═════ DATA TO USE ═════

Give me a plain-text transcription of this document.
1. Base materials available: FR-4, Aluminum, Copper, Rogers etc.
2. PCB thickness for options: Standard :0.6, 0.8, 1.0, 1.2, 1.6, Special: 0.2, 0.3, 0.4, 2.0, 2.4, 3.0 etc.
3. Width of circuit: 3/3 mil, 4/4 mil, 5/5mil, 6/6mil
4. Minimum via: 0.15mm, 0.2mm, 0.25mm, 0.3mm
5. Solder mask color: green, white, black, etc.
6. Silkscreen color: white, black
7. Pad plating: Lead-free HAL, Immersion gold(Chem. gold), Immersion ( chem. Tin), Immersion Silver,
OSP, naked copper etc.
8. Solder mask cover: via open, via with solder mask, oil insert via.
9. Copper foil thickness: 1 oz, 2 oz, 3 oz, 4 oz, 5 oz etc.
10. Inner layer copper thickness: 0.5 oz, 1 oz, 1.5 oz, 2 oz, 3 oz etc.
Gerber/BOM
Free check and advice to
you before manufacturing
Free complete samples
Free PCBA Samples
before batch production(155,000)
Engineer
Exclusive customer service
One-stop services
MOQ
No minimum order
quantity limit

═════

→ **WHAT THIS TASK INVOLVES**
Where a line of the data holds "mask", show that line.

→ **COMPLETE ANSWER**
5. Solder mask color: green, white, black, etc.
8. Solder mask cover: via open, via with solder mask, oil insert via.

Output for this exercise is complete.